**What this task involves**: Single out the lines that include the word "marker". Copy them.

**Provided information**:
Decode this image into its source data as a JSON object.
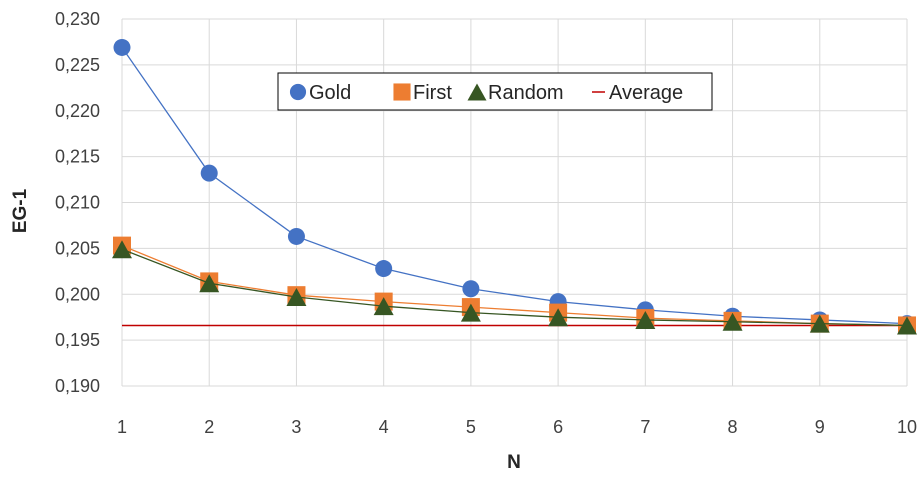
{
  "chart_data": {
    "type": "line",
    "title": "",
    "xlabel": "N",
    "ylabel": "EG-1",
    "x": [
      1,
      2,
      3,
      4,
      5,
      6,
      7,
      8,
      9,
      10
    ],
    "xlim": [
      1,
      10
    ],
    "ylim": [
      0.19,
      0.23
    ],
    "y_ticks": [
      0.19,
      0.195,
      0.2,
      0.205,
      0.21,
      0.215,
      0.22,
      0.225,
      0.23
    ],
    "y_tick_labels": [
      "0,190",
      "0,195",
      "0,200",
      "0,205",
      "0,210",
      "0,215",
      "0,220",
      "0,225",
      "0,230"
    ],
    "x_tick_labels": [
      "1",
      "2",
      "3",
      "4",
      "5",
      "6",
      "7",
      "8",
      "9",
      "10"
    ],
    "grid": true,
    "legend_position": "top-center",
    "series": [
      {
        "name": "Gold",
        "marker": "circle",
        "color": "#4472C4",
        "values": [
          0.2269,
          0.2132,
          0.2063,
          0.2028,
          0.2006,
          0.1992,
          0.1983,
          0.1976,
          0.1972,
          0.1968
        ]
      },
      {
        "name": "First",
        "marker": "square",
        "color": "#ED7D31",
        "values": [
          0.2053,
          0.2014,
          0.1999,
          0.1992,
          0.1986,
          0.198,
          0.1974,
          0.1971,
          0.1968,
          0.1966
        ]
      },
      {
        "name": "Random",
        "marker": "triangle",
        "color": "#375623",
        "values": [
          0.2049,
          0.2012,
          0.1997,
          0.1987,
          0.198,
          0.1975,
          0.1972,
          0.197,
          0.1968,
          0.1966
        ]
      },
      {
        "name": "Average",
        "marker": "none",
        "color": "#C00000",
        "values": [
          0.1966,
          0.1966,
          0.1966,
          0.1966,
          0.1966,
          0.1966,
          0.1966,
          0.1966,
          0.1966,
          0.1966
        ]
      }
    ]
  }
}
...
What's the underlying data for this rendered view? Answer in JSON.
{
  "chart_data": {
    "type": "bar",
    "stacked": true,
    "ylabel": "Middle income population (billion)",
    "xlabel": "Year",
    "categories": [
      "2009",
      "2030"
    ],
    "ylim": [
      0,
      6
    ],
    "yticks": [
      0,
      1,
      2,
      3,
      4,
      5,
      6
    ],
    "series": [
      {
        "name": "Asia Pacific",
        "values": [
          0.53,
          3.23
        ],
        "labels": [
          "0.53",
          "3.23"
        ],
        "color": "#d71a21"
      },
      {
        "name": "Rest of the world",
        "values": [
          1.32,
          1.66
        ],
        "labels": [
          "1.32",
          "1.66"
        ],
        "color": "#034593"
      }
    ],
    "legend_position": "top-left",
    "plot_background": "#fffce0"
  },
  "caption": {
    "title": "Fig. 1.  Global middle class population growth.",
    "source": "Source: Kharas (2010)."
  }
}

**Final answer**:
        "marker": "circle",
        "marker": "square",
        "marker": "triangle",
        "marker": "none",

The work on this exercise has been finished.